Extract provided:
Saturday 1 March 2008

No country for old men

Over wide shots of desolate, expansive West Texas country in June 1980, local sheriff Ed Tom Bell (Tommy Lee Jones) narrates his belief that the times are changing and that the area is becoming increasingly violent. As Bell's narration concludes, the film's antagonist, Anton Chigurh (Javier Bardem), is arrested and taken into custody by a sheriff's deputy. The deputy scarcely has time to describe Chigurh's unique weapon, a captive bolt pistol, to authorities before Chigurh wraps his handcuffs around the deputy's neck -- strangling him to death, and allowing Chigurh to escape.
Miles away, Llewelyn Moss (
Josh Brolin) hunts pronghorn antelope near the Rio Grande when he stumbles upon a group of corpses and a lone dying man: the aftermath of a drug deal gone awry. In addition to a shipment of heroin, Moss finds two million dollars in a satchel, which he keeps, leaving the lone survivor to die. Later that night in bed with his wife Carla Jean (Kelly Macdonald), Moss's conscience pushes him to return to the scene with water for the dying man, which shortly triggers a cat-and-mouse game between a gang of Mexicans, Moss, Chigurh, and Bell as they chase the money and each other across the West Texas and Mexico landscapes.

Directives:
- A) List every actor named in the film summary, along with the character each one plays.
- B) Please answer these questions from the film summary:
(i) In what month and year does the opening take place?
(ii) What weapon does Chigurh carry?
(iii) How much money does Moss find in the satchel?

Recorded information:
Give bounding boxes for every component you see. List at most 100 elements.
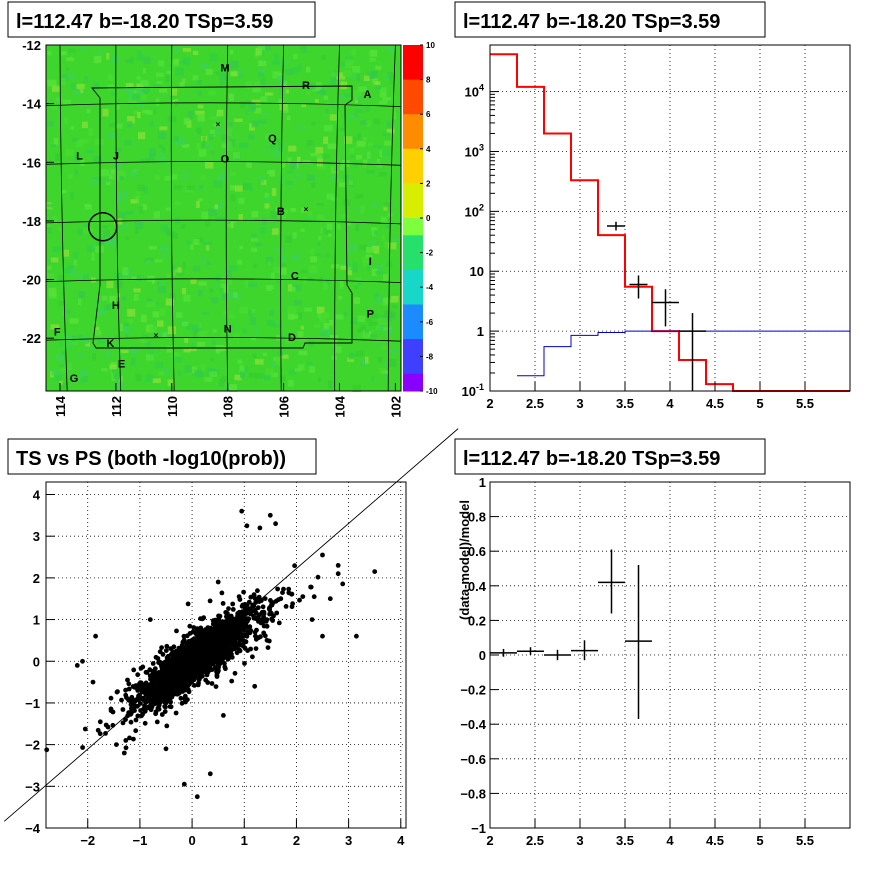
- map-pixel: [201, 140, 205, 148]
- map-pixel: [237, 359, 242, 364]
- map-pixel: [148, 245, 157, 250]
- map-pixel: [244, 365, 248, 372]
- colorbar-tick-label: -2: [426, 249, 434, 258]
- map-pixel: [237, 70, 242, 77]
- scatter-point: [152, 695, 158, 701]
- map-pixel: [221, 134, 228, 141]
- map-pixel: [198, 198, 203, 202]
- map-pixel: [323, 282, 328, 291]
- map-pixel: [331, 72, 340, 77]
- map-pixel: [344, 136, 353, 144]
- map-pixel: [343, 199, 350, 206]
- map-pixel: [378, 356, 382, 363]
- scatter-point: [120, 720, 126, 726]
- map-pixel: [157, 285, 166, 293]
- map-pixel: [64, 309, 71, 315]
- scatter-point: [237, 609, 242, 615]
- map-pixel: [93, 82, 99, 91]
- map-pixel: [226, 325, 233, 333]
- source-label: C: [291, 271, 299, 283]
- colorbar-tick-label: 2: [426, 179, 431, 188]
- y-tick-label: 0.4: [468, 579, 487, 594]
- map-pixel: [158, 132, 166, 140]
- map-pixel: [116, 104, 120, 110]
- map-pixel: [310, 152, 318, 157]
- map-pixel: [74, 153, 81, 162]
- map-pixel: [382, 149, 389, 157]
- scatter-point: [133, 728, 139, 734]
- map-pixel: [133, 195, 141, 199]
- x-tick-label: 3: [576, 833, 583, 848]
- scatter-point: [163, 704, 168, 710]
- map-pixel: [300, 45, 305, 50]
- map-latitude-line: [45, 161, 402, 166]
- map-pixel: [142, 87, 151, 92]
- map-pixel: [272, 71, 281, 79]
- map-pixel: [285, 235, 292, 243]
- colorbar-segment: [403, 148, 423, 167]
- map-pixel: [130, 170, 138, 178]
- map-pixel: [369, 241, 377, 245]
- map-pixel: [214, 282, 218, 287]
- x-tick-label: 4.5: [706, 396, 724, 411]
- scatter-point: [215, 618, 221, 624]
- map-pixel: [245, 109, 249, 115]
- map-pixel: [386, 128, 395, 134]
- map-pixel: [292, 232, 297, 239]
- map-pixel: [197, 289, 203, 297]
- map-pixel: [361, 332, 369, 337]
- map-pixel: [58, 301, 66, 306]
- map-pixel: [146, 324, 154, 333]
- map-pixel: [344, 61, 354, 69]
- map-pixel: [228, 139, 236, 147]
- map-pixel: [315, 87, 324, 94]
- map-pixel: [214, 204, 218, 210]
- map-pixel: [365, 106, 370, 112]
- map-pixel: [70, 126, 75, 130]
- colorbar-segment: [403, 321, 423, 340]
- map-pixel: [315, 99, 319, 103]
- y-tick-label: -18: [22, 214, 41, 229]
- map-pixel: [155, 72, 164, 78]
- scatter-point: [174, 691, 180, 697]
- map-pixel: [270, 144, 275, 149]
- map-pixel: [265, 368, 274, 376]
- source-label: R: [302, 80, 310, 92]
- map-pixel: [183, 294, 191, 302]
- colorbar-segment: [403, 252, 423, 271]
- map-pixel: [208, 133, 214, 141]
- colorbar-tick-label: 0: [426, 214, 431, 223]
- map-pixel: [364, 318, 372, 322]
- scatter-point: [254, 636, 260, 641]
- map-pixel: [73, 259, 78, 266]
- map-pixel: [227, 269, 232, 278]
- map-pixel: [378, 325, 384, 332]
- map-pixel: [152, 311, 160, 318]
- map-pixel: [205, 220, 211, 227]
- map-pixel: [357, 133, 362, 140]
- scatter-point: [212, 635, 218, 641]
- map-pixel: [157, 156, 167, 163]
- y-tick-label: 102: [465, 202, 484, 219]
- y-tick-label: 103: [465, 142, 484, 159]
- map-pixel: [161, 252, 166, 259]
- scatter-point: [252, 629, 258, 635]
- scatter-point: [300, 594, 306, 599]
- map-pixel: [198, 185, 204, 190]
- scatter-point: [311, 594, 317, 600]
- scatter-point: [192, 656, 198, 661]
- map-pixel: [230, 49, 234, 55]
- scatter-point: [173, 681, 179, 687]
- map-pixel: [254, 108, 262, 114]
- map-pixel: [293, 53, 298, 60]
- map-pixel: [237, 259, 243, 265]
- map-pixel: [68, 73, 76, 79]
- x-tick-label: 104: [333, 395, 348, 417]
- map-pixel: [260, 96, 268, 103]
- scatter-point: [135, 696, 140, 702]
- scatter-point: [44, 747, 50, 753]
- map-pixel: [313, 324, 320, 328]
- x-tick-label: 106: [277, 396, 292, 418]
- map-pixel: [192, 75, 199, 81]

Responses in order:
- A)
Tommy Lee Jones as Ed Tom Bell
Javier Bardem as Anton Chigurh
Josh Brolin as Llewelyn Moss
Kelly Macdonald as Carla Jean

- B)
(i) June 1980
(ii) A captive bolt pistol
(iii) Two million dollars